WRITTEN EXERCISE. Return every entry exactly.
:: DATA IN THIS EXERCISE
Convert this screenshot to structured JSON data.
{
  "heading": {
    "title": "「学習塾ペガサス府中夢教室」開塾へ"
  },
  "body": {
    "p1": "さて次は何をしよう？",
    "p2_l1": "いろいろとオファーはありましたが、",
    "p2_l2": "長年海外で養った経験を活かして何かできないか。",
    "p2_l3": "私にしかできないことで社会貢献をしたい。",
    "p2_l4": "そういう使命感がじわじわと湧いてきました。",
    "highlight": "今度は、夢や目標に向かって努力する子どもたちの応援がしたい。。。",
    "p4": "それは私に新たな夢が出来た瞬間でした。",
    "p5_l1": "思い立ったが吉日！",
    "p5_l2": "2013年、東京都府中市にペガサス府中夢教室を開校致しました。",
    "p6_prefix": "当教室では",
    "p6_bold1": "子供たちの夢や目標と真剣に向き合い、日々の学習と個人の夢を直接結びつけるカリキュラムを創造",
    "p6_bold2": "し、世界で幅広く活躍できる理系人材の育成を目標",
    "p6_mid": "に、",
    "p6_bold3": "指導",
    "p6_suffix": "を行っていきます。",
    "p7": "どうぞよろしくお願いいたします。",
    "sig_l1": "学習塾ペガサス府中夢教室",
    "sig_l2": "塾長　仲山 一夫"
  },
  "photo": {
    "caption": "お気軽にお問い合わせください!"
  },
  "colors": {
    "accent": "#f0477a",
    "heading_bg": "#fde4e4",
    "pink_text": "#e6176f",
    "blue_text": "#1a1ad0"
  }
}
::::
CORRECT ANSWER.
Convert this screenshot to structured JSON data.
{
  "heading": {
    "title": "「学習塾ペガサス府中夢教室」開塾へ"
  },
  "body": {
    "p1": "さて次は何をしよう？",
    "p2_l1": "いろいろとオファーはありましたが、",
    "p2_l2": "長年海外で養った経験を活かして何かできないか。",
    "p2_l3": "私にしかできないことで社会貢献をしたい。",
    "p2_l4": "そういう使命感がじわじわと湧いてきました。",
    "highlight": "今度は、夢や目標に向かって努力する子どもたちの応援がしたい。。。",
    "p4": "それは私に新たな夢が出来た瞬間でした。",
    "p5_l1": "思い立ったが吉日！",
    "p5_l2": "2013年、東京都府中市にペガサス府中夢教室を開校致しました。",
    "p6_prefix": "当教室では",
    "p6_bold1": "子供たちの夢や目標と真剣に向き合い、日々の学習と個人の夢を直接結びつけるカリキュラムを創造",
    "p6_bold2": "し、世界で幅広く活躍できる理系人材の育成を目標",
    "p6_mid": "に、",
    "p6_bold3": "指導",
    "p6_suffix": "を行っていきます。",
    "p7": "どうぞよろしくお願いいたします。",
    "sig_l1": "学習塾ペガサス府中夢教室",
    "sig_l2": "塾長　仲山 一夫"
  },
  "photo": {
    "caption": "お気軽にお問い合わせください!"
  },
  "colors": {
    "accent": "#f0477a",
    "heading_bg": "#fde4e4",
    "pink_text": "#e6176f",
    "blue_text": "#1a1ad0"
  }
}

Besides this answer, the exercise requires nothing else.